## start Data to process

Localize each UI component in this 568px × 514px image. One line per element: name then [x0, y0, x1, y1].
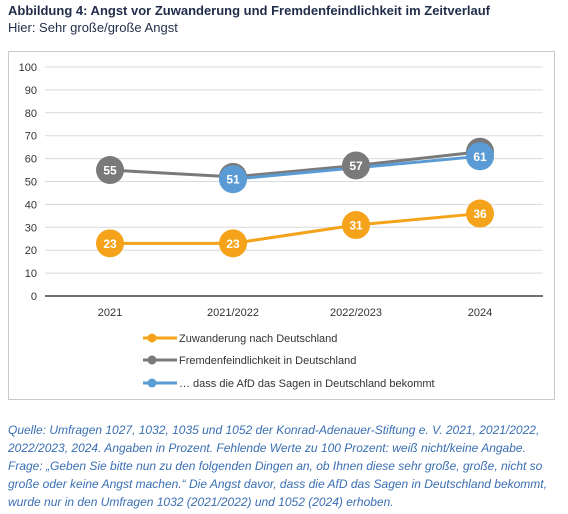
data-label: 61 [473, 150, 487, 164]
y-tick-label: 20 [25, 245, 37, 257]
y-tick-label: 40 [25, 199, 37, 211]
data-label: 51 [226, 173, 240, 187]
y-tick-label: 100 [19, 62, 37, 74]
y-tick-label: 80 [25, 108, 37, 120]
series-line [109, 150, 481, 179]
x-tick-label: 2021/2022 [207, 307, 259, 319]
source-note: Quelle: Umfragen 1027, 1032, 1035 und 10… [8, 423, 547, 509]
data-label: 23 [226, 237, 240, 251]
data-label: 57 [349, 159, 363, 173]
data-label: 36 [473, 207, 487, 221]
legend-marker [147, 378, 157, 388]
y-tick-label: 0 [31, 291, 37, 303]
data-label: 31 [349, 219, 363, 233]
data-point [219, 229, 247, 258]
x-tick-label: 2024 [468, 307, 492, 319]
line-chart: 0 10 20 30 40 50 60 70 80 90 100 2021 2021/2022 2022/… [19, 62, 543, 390]
y-tick-label: 30 [25, 222, 37, 234]
data-point [342, 211, 370, 240]
legend-marker [147, 355, 157, 365]
data-point [96, 229, 124, 258]
series-line [110, 212, 481, 245]
legend-label: … dass die AfD das Sagen in Deutschland … [179, 378, 435, 390]
data-point [342, 151, 370, 180]
y-tick-label: 60 [25, 154, 37, 166]
x-tick-label: 2022/2023 [330, 307, 382, 319]
y-tick-label: 10 [25, 268, 37, 280]
data-label: 55 [103, 164, 117, 178]
data-point [466, 199, 494, 228]
y-tick-label: 70 [25, 131, 37, 143]
y-tick-label: 90 [25, 85, 37, 97]
legend-label: Fremdenfeindlichkeit in Deutschland [179, 355, 356, 367]
data-point [96, 156, 124, 185]
legend-label: Zuwanderung nach Deutschland [179, 333, 337, 345]
data-point [219, 165, 247, 194]
y-tick-label: 50 [25, 177, 37, 189]
figure-subtitle: Hier: Sehr große/große Angst [8, 20, 178, 35]
figure-title: Abbildung 4: Angst vor Zuwanderung und F… [8, 3, 490, 18]
x-tick-label: 2021 [98, 307, 122, 319]
chart-frame [8, 51, 555, 400]
legend-marker [147, 333, 157, 343]
data-label: 23 [103, 237, 117, 251]
data-point [466, 142, 494, 171]
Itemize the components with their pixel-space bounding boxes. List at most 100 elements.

## end Data to process

Copy every line of the material above without any changes, but leave out the picture.

▶ [Written response]:
Localize each UI component in this 568px × 514px image. One line per element: name then [x0, y0, x1, y1].
data-label: 61 [473, 150, 487, 164]
y-tick-label: 20 [25, 245, 37, 257]
y-tick-label: 40 [25, 199, 37, 211]
data-label: 51 [226, 173, 240, 187]
y-tick-label: 100 [19, 62, 37, 74]
y-tick-label: 80 [25, 108, 37, 120]
series-line [109, 150, 481, 179]
x-tick-label: 2021/2022 [207, 307, 259, 319]
source-note: Quelle: Umfragen 1027, 1032, 1035 und 10… [8, 423, 547, 509]
data-label: 23 [226, 237, 240, 251]
data-label: 57 [349, 159, 363, 173]
data-label: 36 [473, 207, 487, 221]
legend-marker [147, 378, 157, 388]
y-tick-label: 0 [31, 291, 37, 303]
data-label: 31 [349, 219, 363, 233]
data-point [219, 229, 247, 258]
x-tick-label: 2024 [468, 307, 492, 319]
line-chart: 0 10 20 30 40 50 60 70 80 90 100 2021 2021/2022 2022/… [19, 62, 543, 390]
y-tick-label: 30 [25, 222, 37, 234]
data-point [342, 211, 370, 240]
legend-marker [147, 355, 157, 365]
data-point [96, 229, 124, 258]
series-line [110, 212, 481, 245]
legend-label: … dass die AfD das Sagen in Deutschland … [179, 378, 435, 390]
data-point [342, 151, 370, 180]
y-tick-label: 60 [25, 154, 37, 166]
x-tick-label: 2022/2023 [330, 307, 382, 319]
y-tick-label: 10 [25, 268, 37, 280]
data-label: 55 [103, 164, 117, 178]
data-point [466, 199, 494, 228]
y-tick-label: 70 [25, 131, 37, 143]
y-tick-label: 90 [25, 85, 37, 97]
legend-label: Fremdenfeindlichkeit in Deutschland [179, 355, 356, 367]
data-point [96, 156, 124, 185]
legend-label: Zuwanderung nach Deutschland [179, 333, 337, 345]
data-point [219, 165, 247, 194]
y-tick-label: 50 [25, 177, 37, 189]
figure-subtitle: Hier: Sehr große/große Angst [8, 20, 178, 35]
figure-title: Abbildung 4: Angst vor Zuwanderung und F… [8, 3, 490, 18]
x-tick-label: 2021 [98, 307, 122, 319]
chart-frame [8, 51, 555, 400]
legend-marker [147, 333, 157, 343]
data-label: 23 [103, 237, 117, 251]
data-point [466, 142, 494, 171]
Itemize the components with their pixel-space bounding boxes. List at most 100 elements.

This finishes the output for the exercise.